-- begin TEXT TO READ --
UNITED STATES DISTRICT COURT MIDDLE DISTRICT OF FLORIDA FORT MYERS DIVISION
Nov 5, 2019
Case No. 2:19-cv-551-FtM-60MRM (M.D. Fla. Nov. 5, 2019)

Opinion

Case No. 2:19-cv-551-FtM-60MRM

11-05-2019

FABIANO B. PINTO, Plaintiff, v. COLLIER COUNTY, et al., Defendants.


ORDER GRANTING , IN PART, DEFENDANTS' MOTIONS TO DISMISS

This matter is before the Court on several motions to dismiss:

(1) Defendant Collier County's Motion to Dismiss Plaintiff's Complaint and Supporting Memorandum of Law (Doc. # 59);

(2) Defendants Byers, Campolo, Dillman, Maholtz, Mulholland, Pisano, and Thoman's Motion to Dismiss Plaintiff's Complaint and Supporting Memorandum of Law (Doc. # 60);

(3) Defendant Kevin Rambosk's Motion to Dismiss Plaintiff's Complaint and Supporting Memorandum of Law (Doc. # 61); and

(4) Defendant Matthew Kinney's Motion to Dismiss (Doc. # 67).
Plaintiff Fabiano B. Pinto filed responses in opposition to each of the motions. (Doc. ## 68, 69, 70, 82). Defendants Collier County and Sheriff Kevin Rambosk each filed replies to the respective responses in opposition. (Doc. ## 80, 81). After reviewing the motions, responses, replies, court file, and the record, the Court finds as follows:

Legal Standard

Federal Rule of Civil Procedure 8(a) requires that a complaint contain "a short and plain statement of the claim showing the [plaintiff] is entitled to relief." Fed. R. Civ. P. 8(a). "Although Rule 8(a) does not require 'detailed factual allegations,' it does require 'more than labels and conclusions'; a 'formulaic recitation of the cause of action will not do.'" Young v. Lexington Ins. Co., No. 18-62468, 2018 WL 7572240, at *1 (S.D. Fla. Dec. 6, 2018), report and recommendation adopted, No. 18-62468-CIV, 2019 WL 1112274 (S.D. Fla. Jan. 9, 2019) (quoting Bell Atl. Corp. v. Twombly, 550 U.S. 544 (2007)). In order to survive a motion to dismiss, factual allegations must be sufficient "to state a claim for relief that is plausible on its face." Twombly, 550 U.S. at 555.

When deciding a Rule 12(b)(6) motion, review is generally limited to the four corners of the complaint. Rickman v. Precisionaire, Inc., 902 F. Supp. 232, 233 (M.D. Fla. 1995). Furthermore, when reviewing a complaint for facial sufficiency, a court "must accept [a] [p]laintiff's well pleaded facts as true, and construe the [c]omplaint in the light most favorable to the [p]laintiff. Id. (citing Scheuer v. Rhodes, 416 U.S. 232, 236 (1974)).

Analysis

Shotgun Pleading

A shotgun pleading is one where "it is virtually impossible to know which allegations of fact are intended to support which claim(s) for relief" and the defendant therefore cannot be "expected to frame a responsive pleading." See Anderson v. Dist. Bd. Of Trustees of Cent. Fla. Cmty. College, 77 F.3d 364, 366 (11th Cir. 1996). The Eleventh Circuit has identified four primary types of shotgun pleadings:

(1) Complaints containing multiple counts where each count adopts the allegations of all preceding counts, causing each successive count to carry all that came before and the last count to be a combination of the entire complaint;

(2) Complaints that do not commit the mortal sin of re-alleging all preceding counts but are guilty of the venial sin of being replete with conclusory, vague, and immaterial facts not obviously connected to any particular cause of action;

(3) Complaints that commit the sin of not separating into a different count each cause of action or claim for relief; and

(4) Complaints that assert multiple claims against multiple defendants without specifying which of the defendants are responsible for which actions or omissions, or which of the defendants the claim is brought against.
-- end TEXT TO READ --
-- begin DATASET ROWS --
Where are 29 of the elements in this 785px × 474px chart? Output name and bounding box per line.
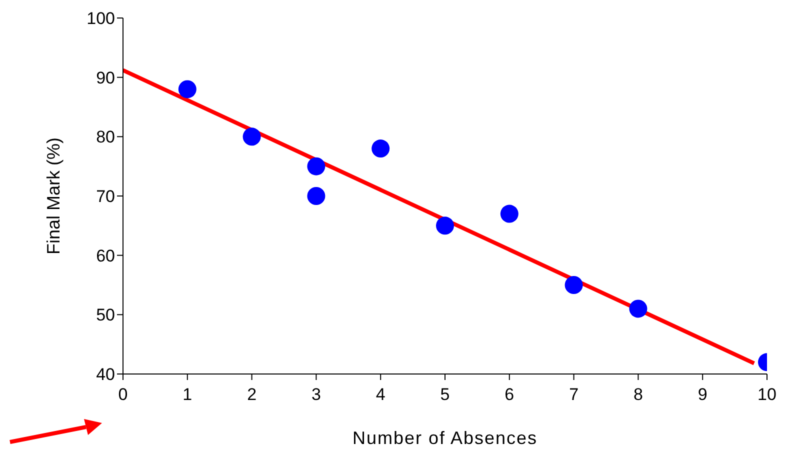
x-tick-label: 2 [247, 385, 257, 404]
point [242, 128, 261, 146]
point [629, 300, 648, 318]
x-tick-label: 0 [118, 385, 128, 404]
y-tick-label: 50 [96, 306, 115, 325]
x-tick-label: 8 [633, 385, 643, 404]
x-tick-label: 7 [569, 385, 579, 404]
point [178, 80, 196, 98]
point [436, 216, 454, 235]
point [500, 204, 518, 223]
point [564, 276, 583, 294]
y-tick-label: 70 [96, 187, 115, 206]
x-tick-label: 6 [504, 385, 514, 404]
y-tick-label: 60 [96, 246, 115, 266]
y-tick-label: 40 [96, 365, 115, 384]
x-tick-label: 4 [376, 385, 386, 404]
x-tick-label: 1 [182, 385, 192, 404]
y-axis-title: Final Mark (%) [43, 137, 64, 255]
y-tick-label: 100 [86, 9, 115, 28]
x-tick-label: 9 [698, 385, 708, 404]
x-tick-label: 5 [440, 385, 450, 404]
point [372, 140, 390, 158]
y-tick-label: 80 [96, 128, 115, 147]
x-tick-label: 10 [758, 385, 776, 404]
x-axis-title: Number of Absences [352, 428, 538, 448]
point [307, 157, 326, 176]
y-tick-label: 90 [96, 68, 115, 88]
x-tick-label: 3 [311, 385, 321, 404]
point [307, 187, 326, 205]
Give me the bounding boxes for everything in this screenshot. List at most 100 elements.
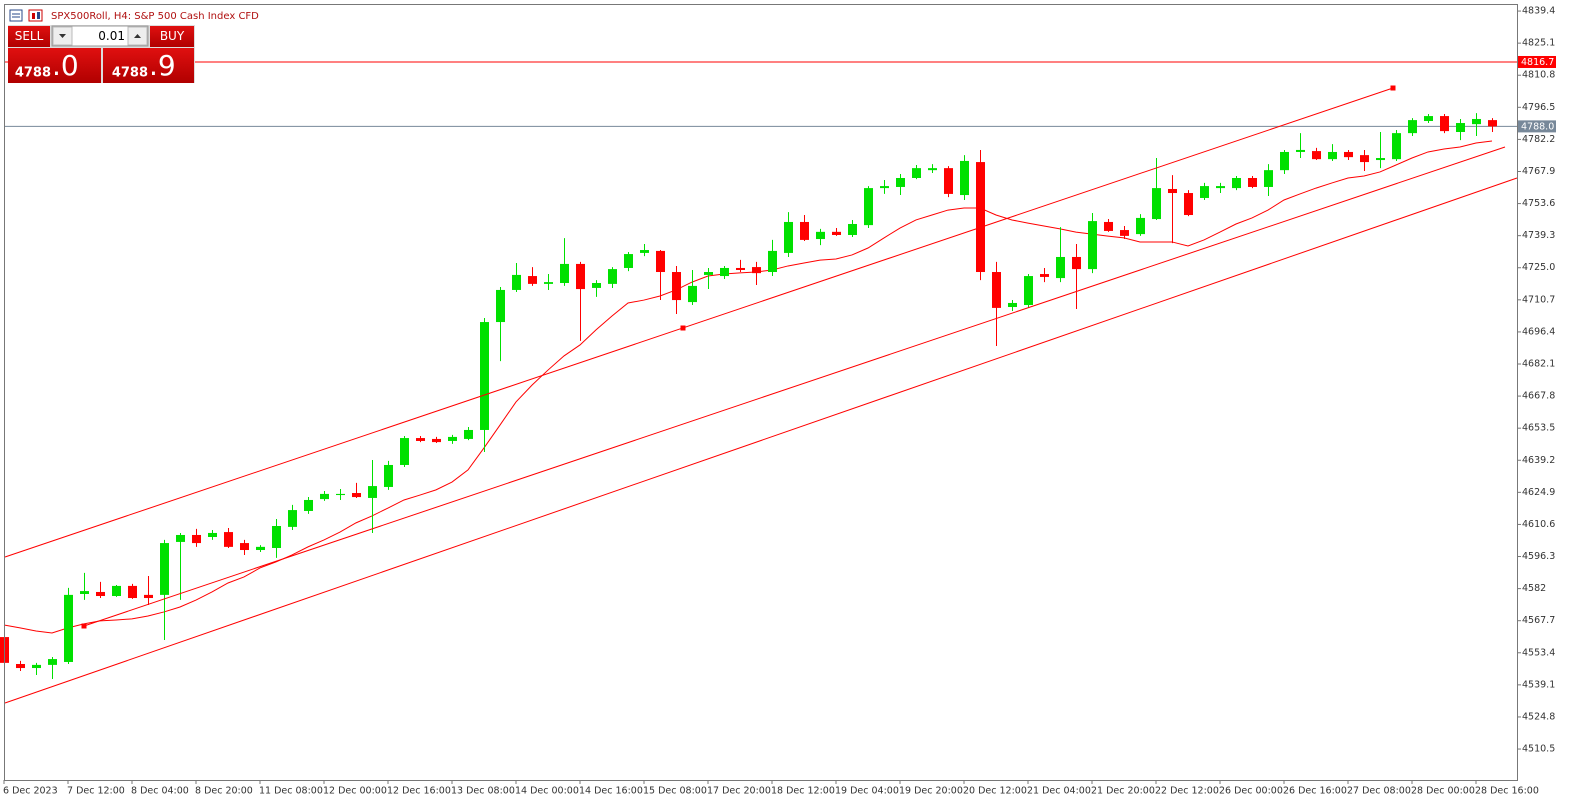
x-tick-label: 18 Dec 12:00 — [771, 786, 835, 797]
-- end DATASET ROWS --
## SHORT PROBLEM 1:
Answer these from the court order:
(a) Which defendant filed the motion docketed as Doc. # 67?
(b) What case does the court order cite for limiting review of a Rule 12(b)(6) motion to the four corners of the complaint?
(c) How many primary types of shotgun pleadings has the Eleventh Circuit identified?
## SHORT PROBLEM 2:
Reproduce the passage of the court order from "When deciding a" to "232, 236 (1974))." word for word.
## SHORT PROBLEM 3:
Carry on the court order from its last sentence.

## EXPECTED ANSWER 1:
(a) Matthew Kinney
(b) Rickman v. Precisionaire, Inc., 902 F. Supp. 232, 233 (M.D. Fla. 1995)
(c) Four

## EXPECTED ANSWER 2:
When deciding a Rule 12(b)(6) motion, review is generally limited to the four corners of the complaint. Rickman v. Precisionaire, Inc., 902 F. Supp. 232, 233 (M.D. Fla. 1995). Furthermore, when reviewing a complaint for facial sufficiency, a court "must accept [a] [p]laintiff's well pleaded facts as true, and construe the [c]omplaint in the light most favorable to the [p]laintiff. Id. (citing Scheuer v. Rhodes, 416 U.S. 232, 236 (1974)).

## EXPECTED ANSWER 3:
Weiland v. Palm Beach Cty. Sheriff's Office, 792 F.3d 1313, 1322-23 (11th Cir. 2015). A district court must generally permit a plaintiff at least one opportunity to amend a shotgun complaint's deficiencies before dismissing the complaint with prejudice. Vibe Micro, Inc. v. Shabanets, 878 F.3d 1291, 1295 (11th Cir. 2018).

Plaintiff's complaint contains counts that reallege all prior claims before it, committing the "mortal sin" described in prong one of Weiland. 792 F.3d at 1322-23. More specifically, counts two through fifteen incorporate all preceding paragraphs, thereby incorporating all prior claims. This constitutes a shotgun pleading. This defect alone would result in the Court's dismissal of the complaint.

Furthermore, some of the counts improperly mix several different causes of action and/or claims for relief. For instance, Count XII sets forth what appears to be two different claims - a conspiracy to interfere with civil rights and a failure to prevent conspiracy - under three different federal statutes. Count XIV consists of four separate causes of action - negligent hiring, negligent training, negligent retention, and negligent supervision. Plaintiff additionally improperly lumps multiple constitutional violations into Count XV, where he alleges a 1983 violation based on unofficial customs that caused Plaintiff to be deprived of his constitutional right to (1) engage in free speech; (2) be afforded equal protection of the law; and (3) be free from illegal or unreasonable searches and seizures, including the use of excessive force. Additionally, in this count, Plaintiff appears to allege negligent hiring, negligent training, negligent retention, and negligent supervision. This improper mixing of claims makes it difficult for Defendants to respond accordingly and present defenses, and for the Court to appropriately adjudicate this case. In any amended complaint, Plaintiff should separate his causes of action and constitutional claims into separate counts. The Capacity in Which Plaintiff Sues Defendants in Counts XI and XII is Unclear.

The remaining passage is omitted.